Entries with figure data
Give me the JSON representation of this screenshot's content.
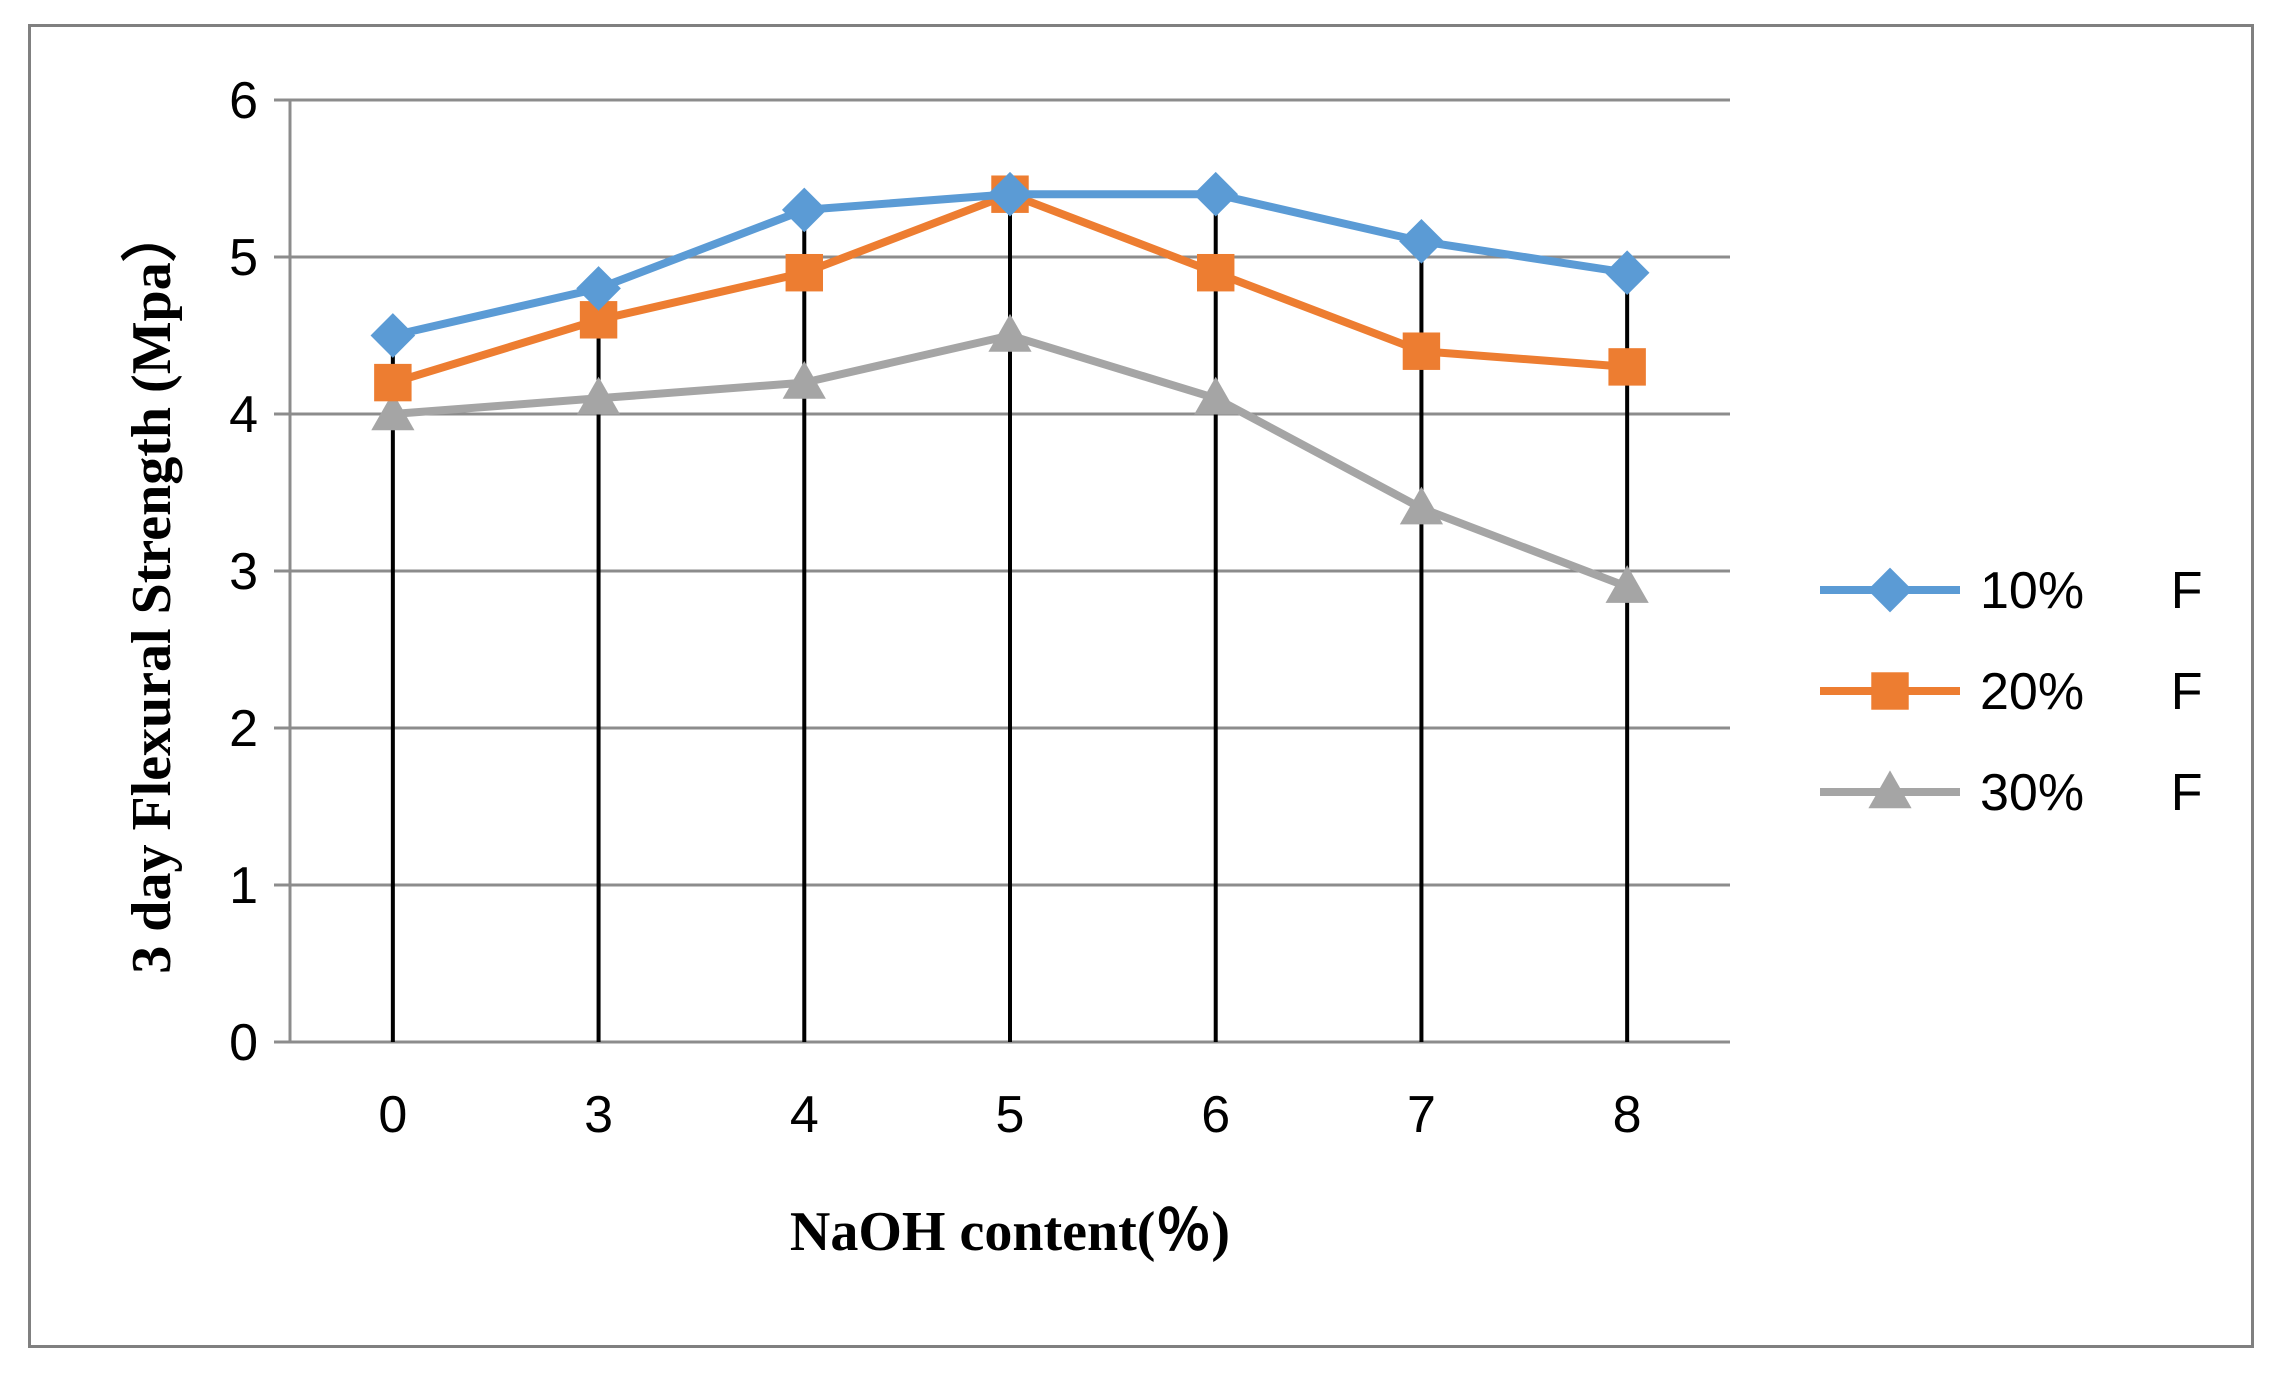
{
  "chart_data": {
    "type": "line",
    "categories": [
      "0",
      "3",
      "4",
      "5",
      "6",
      "7",
      "8"
    ],
    "series": [
      {
        "name": "10%      F",
        "values": [
          4.5,
          4.8,
          5.3,
          5.4,
          5.4,
          5.1,
          4.9
        ],
        "color": "#5B9BD5",
        "marker": "diamond"
      },
      {
        "name": "20%      F",
        "values": [
          4.2,
          4.6,
          4.9,
          5.4,
          4.9,
          4.4,
          4.3
        ],
        "color": "#ED7D31",
        "marker": "square"
      },
      {
        "name": "30%      F",
        "values": [
          4.0,
          4.1,
          4.2,
          4.5,
          4.1,
          3.4,
          2.9
        ],
        "color": "#A5A5A5",
        "marker": "triangle"
      }
    ],
    "xlabel": "NaOH content(％)",
    "ylabel": "3 day Flexural  Strength (Mpa）",
    "ylim": [
      0,
      6
    ],
    "yticks": [
      "0",
      "1",
      "2",
      "3",
      "4",
      "5",
      "6"
    ],
    "drop_lines": true,
    "grid": true,
    "legend_position": "right"
  }
}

» What to produce: Identify each line holding the string "color", and copy it out.

» Output for this task:
        "color": "#5B9BD5",
        "color": "#ED7D31",
        "color": "#A5A5A5",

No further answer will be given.